Transcribe the records that follow, preserving every word.

● ● ●

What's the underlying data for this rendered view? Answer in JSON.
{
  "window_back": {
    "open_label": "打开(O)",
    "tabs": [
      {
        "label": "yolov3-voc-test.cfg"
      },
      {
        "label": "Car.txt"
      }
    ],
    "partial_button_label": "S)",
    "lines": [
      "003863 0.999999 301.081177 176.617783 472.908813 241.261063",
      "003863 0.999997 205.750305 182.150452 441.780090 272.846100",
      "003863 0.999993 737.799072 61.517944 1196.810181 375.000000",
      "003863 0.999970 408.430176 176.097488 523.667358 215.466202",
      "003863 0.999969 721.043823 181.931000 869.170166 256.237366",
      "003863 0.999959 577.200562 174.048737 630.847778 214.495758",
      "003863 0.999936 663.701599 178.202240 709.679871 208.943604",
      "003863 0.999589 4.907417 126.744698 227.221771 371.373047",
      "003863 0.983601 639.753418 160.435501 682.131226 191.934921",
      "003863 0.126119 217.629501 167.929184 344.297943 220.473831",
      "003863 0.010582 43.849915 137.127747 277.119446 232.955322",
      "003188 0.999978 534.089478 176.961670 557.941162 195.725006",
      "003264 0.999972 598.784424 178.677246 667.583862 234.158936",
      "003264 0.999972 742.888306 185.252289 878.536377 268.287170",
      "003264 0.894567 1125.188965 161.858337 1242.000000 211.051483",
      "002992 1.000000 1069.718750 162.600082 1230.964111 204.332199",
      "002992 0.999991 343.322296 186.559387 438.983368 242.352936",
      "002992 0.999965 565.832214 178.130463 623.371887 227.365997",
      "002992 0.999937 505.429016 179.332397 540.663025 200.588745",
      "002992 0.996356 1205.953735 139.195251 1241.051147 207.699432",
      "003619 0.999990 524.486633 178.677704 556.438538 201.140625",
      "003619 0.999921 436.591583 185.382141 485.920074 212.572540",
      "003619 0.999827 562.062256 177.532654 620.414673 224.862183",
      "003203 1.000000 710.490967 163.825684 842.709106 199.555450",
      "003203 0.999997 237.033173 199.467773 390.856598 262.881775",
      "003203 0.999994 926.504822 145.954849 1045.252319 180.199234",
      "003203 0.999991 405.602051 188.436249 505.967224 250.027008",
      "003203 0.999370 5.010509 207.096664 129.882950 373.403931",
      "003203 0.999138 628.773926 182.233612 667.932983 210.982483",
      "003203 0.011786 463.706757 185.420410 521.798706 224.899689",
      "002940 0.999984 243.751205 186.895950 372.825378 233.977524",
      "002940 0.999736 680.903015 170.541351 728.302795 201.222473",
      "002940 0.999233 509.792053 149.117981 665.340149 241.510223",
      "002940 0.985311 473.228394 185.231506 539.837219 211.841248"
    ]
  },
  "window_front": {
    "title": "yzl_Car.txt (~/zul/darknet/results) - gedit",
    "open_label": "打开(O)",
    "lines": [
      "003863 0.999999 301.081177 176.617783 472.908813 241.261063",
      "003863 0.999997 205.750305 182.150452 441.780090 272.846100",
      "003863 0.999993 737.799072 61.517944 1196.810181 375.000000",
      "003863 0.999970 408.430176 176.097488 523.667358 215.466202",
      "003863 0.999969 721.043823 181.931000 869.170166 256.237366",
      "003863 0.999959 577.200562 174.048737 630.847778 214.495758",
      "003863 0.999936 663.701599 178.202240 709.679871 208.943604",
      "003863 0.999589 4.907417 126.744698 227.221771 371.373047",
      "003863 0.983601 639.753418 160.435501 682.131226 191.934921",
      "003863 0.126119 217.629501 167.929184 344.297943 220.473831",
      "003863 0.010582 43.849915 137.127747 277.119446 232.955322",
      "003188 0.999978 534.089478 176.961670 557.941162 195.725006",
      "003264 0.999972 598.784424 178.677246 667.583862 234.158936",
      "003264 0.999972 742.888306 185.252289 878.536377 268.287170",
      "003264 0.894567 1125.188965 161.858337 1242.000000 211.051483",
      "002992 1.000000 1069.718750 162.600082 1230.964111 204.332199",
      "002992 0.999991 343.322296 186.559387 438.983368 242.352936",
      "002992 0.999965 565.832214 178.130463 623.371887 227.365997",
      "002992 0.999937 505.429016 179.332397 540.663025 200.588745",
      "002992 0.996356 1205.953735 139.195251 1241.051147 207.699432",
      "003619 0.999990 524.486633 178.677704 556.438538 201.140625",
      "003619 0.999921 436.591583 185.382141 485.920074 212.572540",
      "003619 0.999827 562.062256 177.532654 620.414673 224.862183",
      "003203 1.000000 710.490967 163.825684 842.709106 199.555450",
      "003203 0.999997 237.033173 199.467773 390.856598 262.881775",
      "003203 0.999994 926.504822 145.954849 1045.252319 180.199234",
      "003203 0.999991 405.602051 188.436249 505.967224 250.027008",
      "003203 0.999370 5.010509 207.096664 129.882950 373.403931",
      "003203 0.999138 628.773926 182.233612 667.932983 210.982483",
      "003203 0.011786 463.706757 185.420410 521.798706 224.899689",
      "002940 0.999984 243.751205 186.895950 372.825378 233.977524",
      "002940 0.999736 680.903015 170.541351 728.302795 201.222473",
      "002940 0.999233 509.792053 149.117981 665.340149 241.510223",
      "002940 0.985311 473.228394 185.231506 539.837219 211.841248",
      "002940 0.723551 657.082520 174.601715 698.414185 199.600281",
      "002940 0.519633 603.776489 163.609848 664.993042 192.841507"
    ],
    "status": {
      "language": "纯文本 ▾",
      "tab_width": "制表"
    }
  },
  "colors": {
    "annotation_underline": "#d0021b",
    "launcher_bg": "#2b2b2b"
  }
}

● ● ●

→ **SOLUTION TO THIS EXERCISE**:
What's the underlying data for this rendered view? Answer in JSON.
{
  "window_back": {
    "open_label": "打开(O)",
    "tabs": [
      {
        "label": "yolov3-voc-test.cfg"
      },
      {
        "label": "Car.txt"
      }
    ],
    "partial_button_label": "S)",
    "lines": [
      "003863 0.999999 301.081177 176.617783 472.908813 241.261063",
      "003863 0.999997 205.750305 182.150452 441.780090 272.846100",
      "003863 0.999993 737.799072 61.517944 1196.810181 375.000000",
      "003863 0.999970 408.430176 176.097488 523.667358 215.466202",
      "003863 0.999969 721.043823 181.931000 869.170166 256.237366",
      "003863 0.999959 577.200562 174.048737 630.847778 214.495758",
      "003863 0.999936 663.701599 178.202240 709.679871 208.943604",
      "003863 0.999589 4.907417 126.744698 227.221771 371.373047",
      "003863 0.983601 639.753418 160.435501 682.131226 191.934921",
      "003863 0.126119 217.629501 167.929184 344.297943 220.473831",
      "003863 0.010582 43.849915 137.127747 277.119446 232.955322",
      "003188 0.999978 534.089478 176.961670 557.941162 195.725006",
      "003264 0.999972 598.784424 178.677246 667.583862 234.158936",
      "003264 0.999972 742.888306 185.252289 878.536377 268.287170",
      "003264 0.894567 1125.188965 161.858337 1242.000000 211.051483",
      "002992 1.000000 1069.718750 162.600082 1230.964111 204.332199",
      "002992 0.999991 343.322296 186.559387 438.983368 242.352936",
      "002992 0.999965 565.832214 178.130463 623.371887 227.365997",
      "002992 0.999937 505.429016 179.332397 540.663025 200.588745",
      "002992 0.996356 1205.953735 139.195251 1241.051147 207.699432",
      "003619 0.999990 524.486633 178.677704 556.438538 201.140625",
      "003619 0.999921 436.591583 185.382141 485.920074 212.572540",
      "003619 0.999827 562.062256 177.532654 620.414673 224.862183",
      "003203 1.000000 710.490967 163.825684 842.709106 199.555450",
      "003203 0.999997 237.033173 199.467773 390.856598 262.881775",
      "003203 0.999994 926.504822 145.954849 1045.252319 180.199234",
      "003203 0.999991 405.602051 188.436249 505.967224 250.027008",
      "003203 0.999370 5.010509 207.096664 129.882950 373.403931",
      "003203 0.999138 628.773926 182.233612 667.932983 210.982483",
      "003203 0.011786 463.706757 185.420410 521.798706 224.899689",
      "002940 0.999984 243.751205 186.895950 372.825378 233.977524",
      "002940 0.999736 680.903015 170.541351 728.302795 201.222473",
      "002940 0.999233 509.792053 149.117981 665.340149 241.510223",
      "002940 0.985311 473.228394 185.231506 539.837219 211.841248"
    ]
  },
  "window_front": {
    "title": "yzl_Car.txt (~/zul/darknet/results) - gedit",
    "open_label": "打开(O)",
    "lines": [
      "003863 0.999999 301.081177 176.617783 472.908813 241.261063",
      "003863 0.999997 205.750305 182.150452 441.780090 272.846100",
      "003863 0.999993 737.799072 61.517944 1196.810181 375.000000",
      "003863 0.999970 408.430176 176.097488 523.667358 215.466202",
      "003863 0.999969 721.043823 181.931000 869.170166 256.237366",
      "003863 0.999959 577.200562 174.048737 630.847778 214.495758",
      "003863 0.999936 663.701599 178.202240 709.679871 208.943604",
      "003863 0.999589 4.907417 126.744698 227.221771 371.373047",
      "003863 0.983601 639.753418 160.435501 682.131226 191.934921",
      "003863 0.126119 217.629501 167.929184 344.297943 220.473831",
      "003863 0.010582 43.849915 137.127747 277.119446 232.955322",
      "003188 0.999978 534.089478 176.961670 557.941162 195.725006",
      "003264 0.999972 598.784424 178.677246 667.583862 234.158936",
      "003264 0.999972 742.888306 185.252289 878.536377 268.287170",
      "003264 0.894567 1125.188965 161.858337 1242.000000 211.051483",
      "002992 1.000000 1069.718750 162.600082 1230.964111 204.332199",
      "002992 0.999991 343.322296 186.559387 438.983368 242.352936",
      "002992 0.999965 565.832214 178.130463 623.371887 227.365997",
      "002992 0.999937 505.429016 179.332397 540.663025 200.588745",
      "002992 0.996356 1205.953735 139.195251 1241.051147 207.699432",
      "003619 0.999990 524.486633 178.677704 556.438538 201.140625",
      "003619 0.999921 436.591583 185.382141 485.920074 212.572540",
      "003619 0.999827 562.062256 177.532654 620.414673 224.862183",
      "003203 1.000000 710.490967 163.825684 842.709106 199.555450",
      "003203 0.999997 237.033173 199.467773 390.856598 262.881775",
      "003203 0.999994 926.504822 145.954849 1045.252319 180.199234",
      "003203 0.999991 405.602051 188.436249 505.967224 250.027008",
      "003203 0.999370 5.010509 207.096664 129.882950 373.403931",
      "003203 0.999138 628.773926 182.233612 667.932983 210.982483",
      "003203 0.011786 463.706757 185.420410 521.798706 224.899689",
      "002940 0.999984 243.751205 186.895950 372.825378 233.977524",
      "002940 0.999736 680.903015 170.541351 728.302795 201.222473",
      "002940 0.999233 509.792053 149.117981 665.340149 241.510223",
      "002940 0.985311 473.228394 185.231506 539.837219 211.841248",
      "002940 0.723551 657.082520 174.601715 698.414185 199.600281",
      "002940 0.519633 603.776489 163.609848 664.993042 192.841507"
    ],
    "status": {
      "language": "纯文本 ▾",
      "tab_width": "制表"
    }
  },
  "colors": {
    "annotation_underline": "#d0021b",
    "launcher_bg": "#2b2b2b"
  }
}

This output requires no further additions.